Work request 1 - Quote the passage on countering roadside bombs word for word, starting with "Soldiers were instructed" and going on through "they passed through.".
Work request 2 - Write what comes next in the passage on countering roadside bombs, picking up from its last sentence.

Soldiers were instructed not just to look out for roadside bombs but to be alert for anything out of the ordinary, for example people suddenly clearing off the street as they passed through.

“So they weren’t just relying on technology. We taught them to look out for the absence of the normal and the presence of the abnormal.”

Slowly but surely IED causalities began to decrease among international personnel and members of the Afghan security services, Lane says. The change came first in Kabul and then in surrounding areas.

Lane also placed an increased emphasis on finding out where the bombs were coming from. Most of the devices were crude and mass-produced, with each component made in a different village.

“I spent a huge amount of time following people in villages, tracing them, watching them bring their kids to school, watching who they spoke to. You would put a whole social network together and then – bang – you find out that this particular pressure plate is being made in that particular village.”

The person manufacturing the component is then “removed from the battle space”, Lane says euphemistically.

“And that was the end of that particular pressure plate. Unfortunately, about 10 weeks later, it would appear somewhere else.”

For Lane, this initial casual attitude towards the IED threat stood in stark contrast to his experience as an ordnance officer in the Defence Forces.

Even as it cut other services to the bone over the years, the Irish military placed a high priority on bomb disposal and counter-IED tactics, even before anyone was using the phrase “IED”.

Each year representatives from dozens of militaries and police forces visit the Ordnance School in the Curragh Camp in Kildare for training courses and lectures while the UN regularly request the contribution of Irish ordnance experts on its missions.

Given data -
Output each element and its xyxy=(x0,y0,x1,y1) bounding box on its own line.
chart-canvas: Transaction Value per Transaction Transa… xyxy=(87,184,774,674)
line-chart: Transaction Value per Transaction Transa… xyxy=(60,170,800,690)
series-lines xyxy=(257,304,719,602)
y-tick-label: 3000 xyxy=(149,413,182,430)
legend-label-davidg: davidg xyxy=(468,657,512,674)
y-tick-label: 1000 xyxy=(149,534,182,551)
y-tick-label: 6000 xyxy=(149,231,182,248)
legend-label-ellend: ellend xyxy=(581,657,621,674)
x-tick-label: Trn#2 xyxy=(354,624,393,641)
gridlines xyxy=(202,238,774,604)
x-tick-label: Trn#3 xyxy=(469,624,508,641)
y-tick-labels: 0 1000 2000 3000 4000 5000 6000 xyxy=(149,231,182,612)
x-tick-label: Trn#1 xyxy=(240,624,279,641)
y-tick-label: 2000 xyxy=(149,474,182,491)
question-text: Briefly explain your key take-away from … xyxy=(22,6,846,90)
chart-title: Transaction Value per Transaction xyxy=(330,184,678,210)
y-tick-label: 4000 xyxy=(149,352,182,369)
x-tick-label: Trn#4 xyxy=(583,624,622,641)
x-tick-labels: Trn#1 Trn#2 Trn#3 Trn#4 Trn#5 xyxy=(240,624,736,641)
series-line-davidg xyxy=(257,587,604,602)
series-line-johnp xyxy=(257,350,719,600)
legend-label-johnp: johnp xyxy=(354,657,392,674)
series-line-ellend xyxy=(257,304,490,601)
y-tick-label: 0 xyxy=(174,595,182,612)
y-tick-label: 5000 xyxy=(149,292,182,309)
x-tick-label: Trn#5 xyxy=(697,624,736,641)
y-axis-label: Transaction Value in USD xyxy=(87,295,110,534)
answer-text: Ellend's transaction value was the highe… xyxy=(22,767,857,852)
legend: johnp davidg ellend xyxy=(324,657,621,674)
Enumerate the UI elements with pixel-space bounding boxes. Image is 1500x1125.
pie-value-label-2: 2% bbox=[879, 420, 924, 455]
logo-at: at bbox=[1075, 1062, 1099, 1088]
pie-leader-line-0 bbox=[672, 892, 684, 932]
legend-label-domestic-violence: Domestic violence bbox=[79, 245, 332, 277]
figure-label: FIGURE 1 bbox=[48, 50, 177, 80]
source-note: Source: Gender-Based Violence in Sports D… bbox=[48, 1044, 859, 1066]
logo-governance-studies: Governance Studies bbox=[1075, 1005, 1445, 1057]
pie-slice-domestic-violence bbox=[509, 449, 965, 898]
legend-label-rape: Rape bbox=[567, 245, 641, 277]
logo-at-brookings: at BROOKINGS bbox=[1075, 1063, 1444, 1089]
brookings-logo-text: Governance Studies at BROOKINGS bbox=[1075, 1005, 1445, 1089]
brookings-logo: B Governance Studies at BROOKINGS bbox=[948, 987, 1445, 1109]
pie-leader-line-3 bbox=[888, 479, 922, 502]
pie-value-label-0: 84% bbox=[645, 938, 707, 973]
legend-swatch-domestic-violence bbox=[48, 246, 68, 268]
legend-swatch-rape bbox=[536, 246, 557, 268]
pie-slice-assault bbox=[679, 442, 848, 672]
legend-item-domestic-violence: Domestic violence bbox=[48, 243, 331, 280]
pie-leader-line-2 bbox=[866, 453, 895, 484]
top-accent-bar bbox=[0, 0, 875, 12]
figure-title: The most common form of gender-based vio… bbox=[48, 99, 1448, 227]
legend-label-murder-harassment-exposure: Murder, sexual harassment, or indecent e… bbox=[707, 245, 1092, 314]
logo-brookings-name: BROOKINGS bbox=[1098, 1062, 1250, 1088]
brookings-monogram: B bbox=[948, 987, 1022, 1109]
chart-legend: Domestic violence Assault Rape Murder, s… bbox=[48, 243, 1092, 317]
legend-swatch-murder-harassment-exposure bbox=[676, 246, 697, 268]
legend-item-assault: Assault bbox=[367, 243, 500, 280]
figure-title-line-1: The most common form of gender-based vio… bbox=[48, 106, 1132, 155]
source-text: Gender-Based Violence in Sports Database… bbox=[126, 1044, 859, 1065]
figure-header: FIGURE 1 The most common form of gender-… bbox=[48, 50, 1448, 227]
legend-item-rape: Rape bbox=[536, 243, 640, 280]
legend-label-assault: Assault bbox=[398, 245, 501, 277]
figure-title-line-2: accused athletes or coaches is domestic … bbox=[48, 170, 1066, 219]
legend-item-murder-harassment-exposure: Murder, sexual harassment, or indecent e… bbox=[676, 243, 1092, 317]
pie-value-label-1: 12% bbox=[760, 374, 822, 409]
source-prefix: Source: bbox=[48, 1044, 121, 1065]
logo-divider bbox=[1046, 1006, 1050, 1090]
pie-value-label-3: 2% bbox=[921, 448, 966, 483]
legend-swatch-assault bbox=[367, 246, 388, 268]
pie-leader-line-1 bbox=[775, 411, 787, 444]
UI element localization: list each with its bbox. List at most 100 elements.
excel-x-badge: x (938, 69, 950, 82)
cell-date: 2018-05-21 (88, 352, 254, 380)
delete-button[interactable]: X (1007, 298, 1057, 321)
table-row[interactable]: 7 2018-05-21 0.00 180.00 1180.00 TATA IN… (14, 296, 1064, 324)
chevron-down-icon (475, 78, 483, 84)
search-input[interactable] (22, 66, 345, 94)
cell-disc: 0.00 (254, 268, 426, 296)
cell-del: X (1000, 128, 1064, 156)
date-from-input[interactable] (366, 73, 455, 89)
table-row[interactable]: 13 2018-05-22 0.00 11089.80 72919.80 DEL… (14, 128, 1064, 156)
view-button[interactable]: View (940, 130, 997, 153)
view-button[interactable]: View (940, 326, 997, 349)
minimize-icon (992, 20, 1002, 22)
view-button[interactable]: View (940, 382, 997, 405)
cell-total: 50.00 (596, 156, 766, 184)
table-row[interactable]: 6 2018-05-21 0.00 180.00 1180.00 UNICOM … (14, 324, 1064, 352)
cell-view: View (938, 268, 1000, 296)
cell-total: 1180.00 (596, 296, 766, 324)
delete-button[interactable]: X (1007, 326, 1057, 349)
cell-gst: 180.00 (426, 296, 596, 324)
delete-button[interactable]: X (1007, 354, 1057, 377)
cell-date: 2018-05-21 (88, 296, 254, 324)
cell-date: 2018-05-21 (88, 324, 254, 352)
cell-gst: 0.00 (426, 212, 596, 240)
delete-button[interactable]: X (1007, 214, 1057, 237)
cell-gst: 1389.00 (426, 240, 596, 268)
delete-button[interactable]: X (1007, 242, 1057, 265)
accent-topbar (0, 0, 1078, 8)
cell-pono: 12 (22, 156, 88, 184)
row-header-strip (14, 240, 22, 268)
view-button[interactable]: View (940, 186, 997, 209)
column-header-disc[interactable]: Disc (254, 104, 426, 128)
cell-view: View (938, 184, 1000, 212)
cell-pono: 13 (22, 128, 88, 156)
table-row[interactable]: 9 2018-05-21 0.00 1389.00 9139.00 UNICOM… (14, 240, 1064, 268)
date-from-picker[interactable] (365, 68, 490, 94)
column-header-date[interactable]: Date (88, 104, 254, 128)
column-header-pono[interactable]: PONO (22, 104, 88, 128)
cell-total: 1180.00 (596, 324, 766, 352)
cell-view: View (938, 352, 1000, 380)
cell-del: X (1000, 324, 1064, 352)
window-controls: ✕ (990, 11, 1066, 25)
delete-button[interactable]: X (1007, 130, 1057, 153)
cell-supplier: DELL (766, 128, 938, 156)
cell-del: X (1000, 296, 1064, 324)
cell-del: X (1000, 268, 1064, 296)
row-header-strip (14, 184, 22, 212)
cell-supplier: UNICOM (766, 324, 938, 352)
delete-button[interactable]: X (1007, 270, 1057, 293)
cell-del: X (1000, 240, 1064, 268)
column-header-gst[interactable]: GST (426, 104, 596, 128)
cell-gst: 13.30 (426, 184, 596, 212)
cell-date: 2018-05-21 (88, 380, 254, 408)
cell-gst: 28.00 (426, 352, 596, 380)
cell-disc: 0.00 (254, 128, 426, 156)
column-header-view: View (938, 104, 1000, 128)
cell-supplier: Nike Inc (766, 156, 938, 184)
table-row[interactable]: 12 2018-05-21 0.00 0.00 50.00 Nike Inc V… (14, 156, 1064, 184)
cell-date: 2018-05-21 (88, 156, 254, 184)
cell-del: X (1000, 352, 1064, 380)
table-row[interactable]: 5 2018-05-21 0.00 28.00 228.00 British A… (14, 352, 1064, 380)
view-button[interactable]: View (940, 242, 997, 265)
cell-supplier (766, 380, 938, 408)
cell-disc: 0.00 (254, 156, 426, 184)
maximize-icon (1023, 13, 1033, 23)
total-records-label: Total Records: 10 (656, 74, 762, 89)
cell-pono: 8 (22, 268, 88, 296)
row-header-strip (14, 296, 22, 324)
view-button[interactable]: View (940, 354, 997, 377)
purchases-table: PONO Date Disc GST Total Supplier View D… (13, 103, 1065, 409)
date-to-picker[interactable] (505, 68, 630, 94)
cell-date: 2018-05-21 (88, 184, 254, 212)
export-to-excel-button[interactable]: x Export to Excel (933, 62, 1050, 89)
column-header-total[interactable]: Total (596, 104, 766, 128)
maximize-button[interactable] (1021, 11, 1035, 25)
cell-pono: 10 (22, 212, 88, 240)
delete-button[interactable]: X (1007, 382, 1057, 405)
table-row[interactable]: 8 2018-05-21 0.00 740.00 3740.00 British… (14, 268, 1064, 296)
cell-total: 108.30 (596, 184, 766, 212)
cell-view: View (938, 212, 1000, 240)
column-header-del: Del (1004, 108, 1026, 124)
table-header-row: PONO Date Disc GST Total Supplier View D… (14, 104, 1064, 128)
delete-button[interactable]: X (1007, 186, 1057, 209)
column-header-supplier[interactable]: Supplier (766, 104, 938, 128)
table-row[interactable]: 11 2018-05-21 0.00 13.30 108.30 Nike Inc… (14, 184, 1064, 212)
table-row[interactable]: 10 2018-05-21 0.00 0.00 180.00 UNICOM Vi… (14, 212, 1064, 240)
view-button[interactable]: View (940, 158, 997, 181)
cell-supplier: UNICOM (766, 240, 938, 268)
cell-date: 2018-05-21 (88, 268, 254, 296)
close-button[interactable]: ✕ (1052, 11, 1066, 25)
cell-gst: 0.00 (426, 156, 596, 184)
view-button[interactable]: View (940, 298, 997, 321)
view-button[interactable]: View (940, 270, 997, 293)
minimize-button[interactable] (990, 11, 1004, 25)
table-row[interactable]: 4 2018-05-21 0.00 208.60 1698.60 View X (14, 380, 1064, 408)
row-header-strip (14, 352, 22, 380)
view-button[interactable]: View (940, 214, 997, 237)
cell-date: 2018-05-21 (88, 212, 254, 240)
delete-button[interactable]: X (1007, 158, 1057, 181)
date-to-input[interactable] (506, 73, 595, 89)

Task output 1 -
Soldiers were instructed not just to look out for roadside bombs but to be alert for anything out of the ordinary, for example people suddenly clearing off the street as they passed through.

Task output 2 -
Ordnance Corps personnel are currently deployed in Mali, training the national security forces there in counter-IED tactics as part of an EU mission.

It wasn’t always like this. Lane was in training to become an officer in 1974 when the Dublin and Monaghan bombings took place leaving 34 dead and 300 injured.

In the hours and days after the bombs the Army’s Ordnance Corps, wearing only motorcycle helmets for protection, responded to many false alarms called in by members of the public .

“They had nothing, they had to borrow the helmets before going out,” says Lane. “I mean, those guys deserved medals for that. They were remarkable people.”

The danger they faced was very real. It later transpired the UVF had planted another two bombs in Dublin that day which had failed to go off, one in Busáras and one in a public Toilet on Amiens Street. They were found only months later.

Lane, who already held a degree in chemistry, was first posted to 12 Battalion in Limerick before joining the Ordnance Corps in 1979 under the command of Lt Col Tommy “The Bomb” O’Donnell.

He joined at a transformative time. The Dublin and Monaghan bombings had “lit a major fire” under the Defence Forces, he says, and a decision had been made to get serious about bomb disposal.

I'm up there looking at something on the ground and I'm asking myself, how does the guy who designed that make it better? What will the next one look like?

Ireland’s first bomb robot, nicknamed Elvis, was designed and built in the mid-1970s by Captain Patrick Boyle using pram wheels, windscreen wiper motors and other items retrieved from a car scrapyard. The total cost was £18, which Boyle paid out of his own pocket.

Its only purpose was to drop a small explosive charge beside a bomb to destroy its detonator. At the time the British were already using the more advanced Wheelbarrow robot but refused to share the technology. They relented later in the decade and the Ordnance Corps got its first Wheelbarrow. Elvis left the building, having been deployed just once, to examine a suspect device outside Cork Courthouse.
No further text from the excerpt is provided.